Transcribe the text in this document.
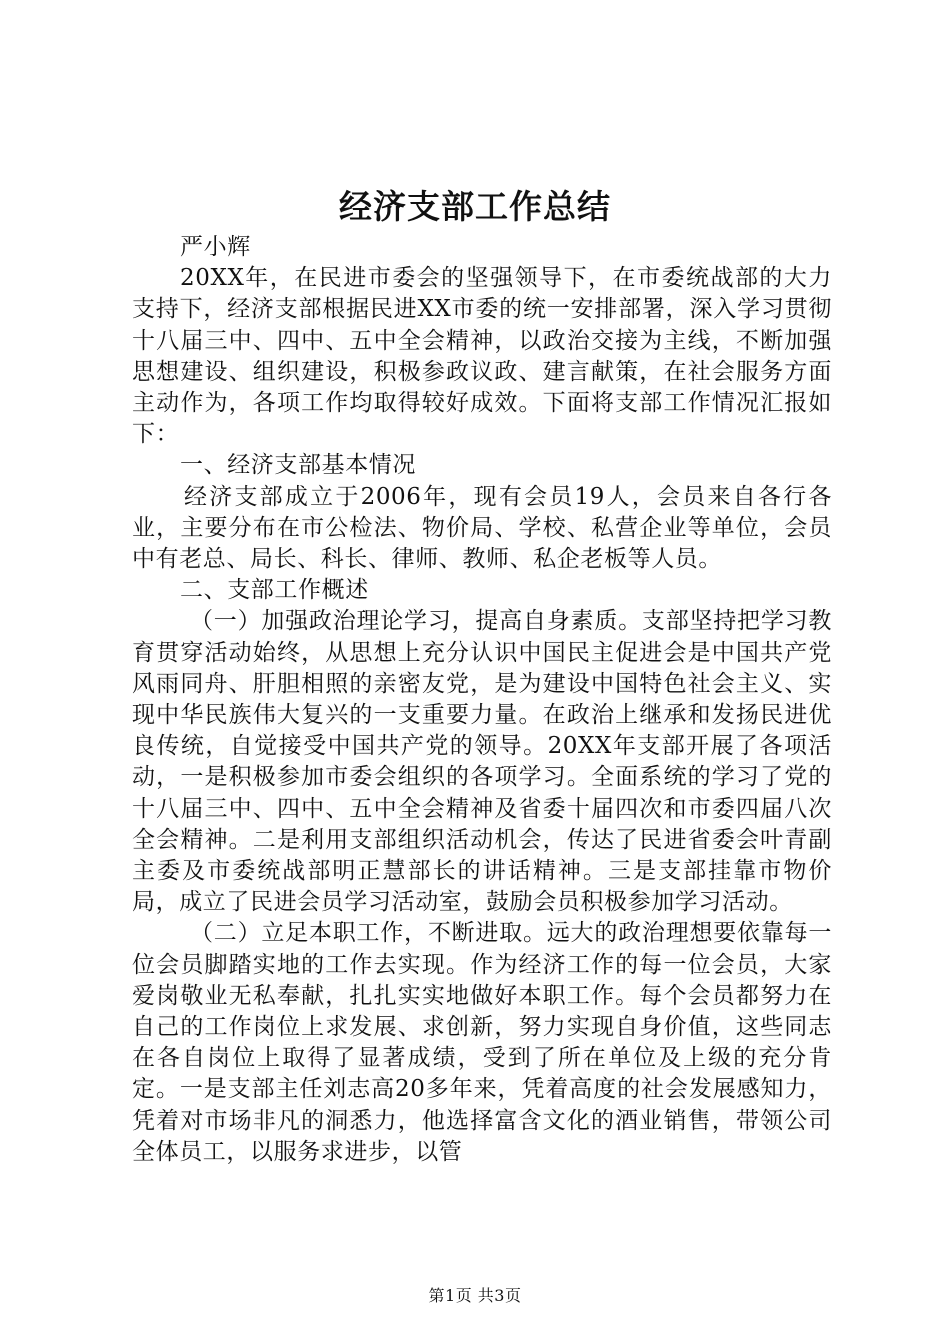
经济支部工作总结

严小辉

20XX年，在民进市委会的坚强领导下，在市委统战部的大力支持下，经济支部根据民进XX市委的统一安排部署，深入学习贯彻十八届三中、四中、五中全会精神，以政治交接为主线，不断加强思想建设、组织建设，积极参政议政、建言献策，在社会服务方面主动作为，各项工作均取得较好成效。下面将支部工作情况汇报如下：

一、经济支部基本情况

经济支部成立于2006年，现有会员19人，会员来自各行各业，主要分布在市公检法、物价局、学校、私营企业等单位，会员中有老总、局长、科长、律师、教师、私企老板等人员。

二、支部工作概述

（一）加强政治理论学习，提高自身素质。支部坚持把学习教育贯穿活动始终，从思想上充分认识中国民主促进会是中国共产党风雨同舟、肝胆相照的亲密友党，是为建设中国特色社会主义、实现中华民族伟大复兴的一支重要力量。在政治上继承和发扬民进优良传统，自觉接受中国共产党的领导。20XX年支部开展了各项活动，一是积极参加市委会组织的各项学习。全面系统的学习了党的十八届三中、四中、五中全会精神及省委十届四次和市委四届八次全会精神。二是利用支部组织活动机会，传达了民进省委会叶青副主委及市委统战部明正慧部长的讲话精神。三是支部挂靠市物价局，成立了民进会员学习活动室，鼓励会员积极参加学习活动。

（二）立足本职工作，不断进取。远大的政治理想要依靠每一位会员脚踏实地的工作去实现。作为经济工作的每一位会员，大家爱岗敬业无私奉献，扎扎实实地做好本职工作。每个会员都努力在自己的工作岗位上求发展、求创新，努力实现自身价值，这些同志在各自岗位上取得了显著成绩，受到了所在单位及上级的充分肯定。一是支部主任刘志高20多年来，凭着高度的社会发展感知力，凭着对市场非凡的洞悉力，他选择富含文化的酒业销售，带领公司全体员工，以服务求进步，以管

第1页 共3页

▶ **Direction**
Reproduce the material word for word, minus the images.

▶ **Result**
Transcribe the text in this document.
经济支部工作总结

严小辉

20XX年，在民进市委会的坚强领导下，在市委统战部的大力支持下，经济支部根据民进XX市委的统一安排部署，深入学习贯彻十八届三中、四中、五中全会精神，以政治交接为主线，不断加强思想建设、组织建设，积极参政议政、建言献策，在社会服务方面主动作为，各项工作均取得较好成效。下面将支部工作情况汇报如下：

一、经济支部基本情况

经济支部成立于2006年，现有会员19人，会员来自各行各业，主要分布在市公检法、物价局、学校、私营企业等单位，会员中有老总、局长、科长、律师、教师、私企老板等人员。

二、支部工作概述

（一）加强政治理论学习，提高自身素质。支部坚持把学习教育贯穿活动始终，从思想上充分认识中国民主促进会是中国共产党风雨同舟、肝胆相照的亲密友党，是为建设中国特色社会主义、实现中华民族伟大复兴的一支重要力量。在政治上继承和发扬民进优良传统，自觉接受中国共产党的领导。20XX年支部开展了各项活动，一是积极参加市委会组织的各项学习。全面系统的学习了党的十八届三中、四中、五中全会精神及省委十届四次和市委四届八次全会精神。二是利用支部组织活动机会，传达了民进省委会叶青副主委及市委统战部明正慧部长的讲话精神。三是支部挂靠市物价局，成立了民进会员学习活动室，鼓励会员积极参加学习活动。

（二）立足本职工作，不断进取。远大的政治理想要依靠每一位会员脚踏实地的工作去实现。作为经济工作的每一位会员，大家爱岗敬业无私奉献，扎扎实实地做好本职工作。每个会员都努力在自己的工作岗位上求发展、求创新，努力实现自身价值，这些同志在各自岗位上取得了显著成绩，受到了所在单位及上级的充分肯定。一是支部主任刘志高20多年来，凭着高度的社会发展感知力，凭着对市场非凡的洞悉力，他选择富含文化的酒业销售，带领公司全体员工，以服务求进步，以管

第1页 共3页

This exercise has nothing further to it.